* Begin Input *

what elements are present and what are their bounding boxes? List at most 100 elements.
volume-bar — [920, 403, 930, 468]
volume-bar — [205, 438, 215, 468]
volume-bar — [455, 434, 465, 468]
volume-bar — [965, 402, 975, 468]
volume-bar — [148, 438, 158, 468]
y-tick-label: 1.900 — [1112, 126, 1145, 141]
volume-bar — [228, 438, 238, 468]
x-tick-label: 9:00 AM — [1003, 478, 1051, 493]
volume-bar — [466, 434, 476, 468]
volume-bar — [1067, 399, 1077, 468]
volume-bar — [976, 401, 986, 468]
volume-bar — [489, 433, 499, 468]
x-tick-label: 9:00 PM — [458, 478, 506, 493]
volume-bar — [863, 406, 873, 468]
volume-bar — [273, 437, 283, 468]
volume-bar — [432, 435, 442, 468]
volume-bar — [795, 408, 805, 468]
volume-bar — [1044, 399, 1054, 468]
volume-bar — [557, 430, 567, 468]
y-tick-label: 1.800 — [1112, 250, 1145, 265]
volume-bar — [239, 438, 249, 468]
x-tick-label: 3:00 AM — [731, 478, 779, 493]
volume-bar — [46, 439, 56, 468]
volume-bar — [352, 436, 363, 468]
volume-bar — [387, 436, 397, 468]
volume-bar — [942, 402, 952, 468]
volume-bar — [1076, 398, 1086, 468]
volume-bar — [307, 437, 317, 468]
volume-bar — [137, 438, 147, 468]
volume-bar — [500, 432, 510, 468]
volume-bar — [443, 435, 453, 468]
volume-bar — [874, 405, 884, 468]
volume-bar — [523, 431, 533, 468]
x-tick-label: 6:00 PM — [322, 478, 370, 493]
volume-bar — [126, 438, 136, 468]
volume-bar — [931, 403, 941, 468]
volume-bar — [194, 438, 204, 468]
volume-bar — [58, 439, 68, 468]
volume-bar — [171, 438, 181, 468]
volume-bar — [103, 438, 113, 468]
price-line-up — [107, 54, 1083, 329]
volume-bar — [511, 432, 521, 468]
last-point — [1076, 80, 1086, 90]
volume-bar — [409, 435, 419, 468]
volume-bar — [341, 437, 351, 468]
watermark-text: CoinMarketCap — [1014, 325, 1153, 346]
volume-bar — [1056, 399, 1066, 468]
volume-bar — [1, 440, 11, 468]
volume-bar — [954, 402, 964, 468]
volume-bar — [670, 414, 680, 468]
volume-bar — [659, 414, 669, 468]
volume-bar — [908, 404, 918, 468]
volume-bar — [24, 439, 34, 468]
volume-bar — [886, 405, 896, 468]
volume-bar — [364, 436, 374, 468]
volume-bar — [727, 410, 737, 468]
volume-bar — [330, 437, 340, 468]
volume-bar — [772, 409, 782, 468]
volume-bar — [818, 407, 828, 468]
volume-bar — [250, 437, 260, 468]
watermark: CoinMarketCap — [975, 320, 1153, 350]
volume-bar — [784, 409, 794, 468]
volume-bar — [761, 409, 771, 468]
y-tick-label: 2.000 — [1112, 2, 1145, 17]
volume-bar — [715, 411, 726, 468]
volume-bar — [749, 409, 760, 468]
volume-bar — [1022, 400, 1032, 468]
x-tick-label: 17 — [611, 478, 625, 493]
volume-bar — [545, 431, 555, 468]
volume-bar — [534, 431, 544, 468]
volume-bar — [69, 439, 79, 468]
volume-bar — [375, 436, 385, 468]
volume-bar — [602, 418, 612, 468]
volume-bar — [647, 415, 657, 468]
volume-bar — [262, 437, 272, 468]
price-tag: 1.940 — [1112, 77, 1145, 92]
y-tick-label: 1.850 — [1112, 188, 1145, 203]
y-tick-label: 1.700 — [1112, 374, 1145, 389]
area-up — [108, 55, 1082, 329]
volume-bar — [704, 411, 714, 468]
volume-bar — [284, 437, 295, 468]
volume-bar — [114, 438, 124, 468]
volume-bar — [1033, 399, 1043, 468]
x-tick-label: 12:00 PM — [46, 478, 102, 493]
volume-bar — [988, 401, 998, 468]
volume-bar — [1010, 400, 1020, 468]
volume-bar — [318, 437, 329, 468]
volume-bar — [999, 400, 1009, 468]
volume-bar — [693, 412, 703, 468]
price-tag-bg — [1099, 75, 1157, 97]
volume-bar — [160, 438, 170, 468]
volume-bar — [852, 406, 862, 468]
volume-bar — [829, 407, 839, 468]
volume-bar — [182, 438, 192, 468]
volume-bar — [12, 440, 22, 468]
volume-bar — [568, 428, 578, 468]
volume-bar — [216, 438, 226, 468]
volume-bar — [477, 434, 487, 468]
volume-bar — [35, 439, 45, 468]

* End Input *

[Required task] Update the records above by changing every "volume-bar" to "volume-column" and keeping all other text as it is.

[Response below]
what elements are present and what are their bounding boxes? List at most 100 elements.
volume-column — [920, 403, 930, 468]
volume-column — [205, 438, 215, 468]
volume-column — [455, 434, 465, 468]
volume-column — [965, 402, 975, 468]
volume-column — [148, 438, 158, 468]
y-tick-label: 1.900 — [1112, 126, 1145, 141]
volume-column — [228, 438, 238, 468]
x-tick-label: 9:00 AM — [1003, 478, 1051, 493]
volume-column — [466, 434, 476, 468]
volume-column — [1067, 399, 1077, 468]
volume-column — [976, 401, 986, 468]
volume-column — [489, 433, 499, 468]
x-tick-label: 9:00 PM — [458, 478, 506, 493]
volume-column — [863, 406, 873, 468]
volume-column — [273, 437, 283, 468]
volume-column — [432, 435, 442, 468]
volume-column — [795, 408, 805, 468]
volume-column — [1044, 399, 1054, 468]
volume-column — [557, 430, 567, 468]
y-tick-label: 1.800 — [1112, 250, 1145, 265]
volume-column — [239, 438, 249, 468]
x-tick-label: 3:00 AM — [731, 478, 779, 493]
volume-column — [46, 439, 56, 468]
volume-column — [352, 436, 363, 468]
volume-column — [387, 436, 397, 468]
volume-column — [942, 402, 952, 468]
volume-column — [1076, 398, 1086, 468]
volume-column — [307, 437, 317, 468]
volume-column — [137, 438, 147, 468]
volume-column — [500, 432, 510, 468]
volume-column — [443, 435, 453, 468]
volume-column — [874, 405, 884, 468]
volume-column — [523, 431, 533, 468]
x-tick-label: 6:00 PM — [322, 478, 370, 493]
volume-column — [126, 438, 136, 468]
volume-column — [931, 403, 941, 468]
volume-column — [194, 438, 204, 468]
volume-column — [58, 439, 68, 468]
volume-column — [171, 438, 181, 468]
volume-column — [103, 438, 113, 468]
price-line-up — [107, 54, 1083, 329]
volume-column — [511, 432, 521, 468]
last-point — [1076, 80, 1086, 90]
volume-column — [409, 435, 419, 468]
volume-column — [341, 437, 351, 468]
watermark-text: CoinMarketCap — [1014, 325, 1153, 346]
volume-column — [1056, 399, 1066, 468]
volume-column — [1, 440, 11, 468]
volume-column — [954, 402, 964, 468]
volume-column — [670, 414, 680, 468]
volume-column — [659, 414, 669, 468]
volume-column — [908, 404, 918, 468]
volume-column — [24, 439, 34, 468]
volume-column — [886, 405, 896, 468]
volume-column — [364, 436, 374, 468]
volume-column — [727, 410, 737, 468]
volume-column — [330, 437, 340, 468]
volume-column — [772, 409, 782, 468]
volume-column — [818, 407, 828, 468]
volume-column — [250, 437, 260, 468]
watermark: CoinMarketCap — [975, 320, 1153, 350]
volume-column — [784, 409, 794, 468]
volume-column — [761, 409, 771, 468]
y-tick-label: 2.000 — [1112, 2, 1145, 17]
volume-column — [715, 411, 726, 468]
volume-column — [749, 409, 760, 468]
volume-column — [1022, 400, 1032, 468]
x-tick-label: 17 — [611, 478, 625, 493]
volume-column — [545, 431, 555, 468]
volume-column — [534, 431, 544, 468]
volume-column — [69, 439, 79, 468]
volume-column — [375, 436, 385, 468]
volume-column — [602, 418, 612, 468]
volume-column — [647, 415, 657, 468]
volume-column — [262, 437, 272, 468]
price-tag: 1.940 — [1112, 77, 1145, 92]
y-tick-label: 1.850 — [1112, 188, 1145, 203]
y-tick-label: 1.700 — [1112, 374, 1145, 389]
area-up — [108, 55, 1082, 329]
volume-column — [704, 411, 714, 468]
volume-column — [284, 437, 295, 468]
volume-column — [114, 438, 124, 468]
volume-column — [1033, 399, 1043, 468]
x-tick-label: 12:00 PM — [46, 478, 102, 493]
volume-column — [988, 401, 998, 468]
volume-column — [1010, 400, 1020, 468]
volume-column — [318, 437, 329, 468]
volume-column — [999, 400, 1009, 468]
volume-column — [693, 412, 703, 468]
price-tag-bg — [1099, 75, 1157, 97]
volume-column — [160, 438, 170, 468]
volume-column — [852, 406, 862, 468]
volume-column — [829, 407, 839, 468]
volume-column — [182, 438, 192, 468]
volume-column — [12, 440, 22, 468]
volume-column — [568, 428, 578, 468]
volume-column — [216, 438, 226, 468]
volume-column — [477, 434, 487, 468]
volume-column — [35, 439, 45, 468]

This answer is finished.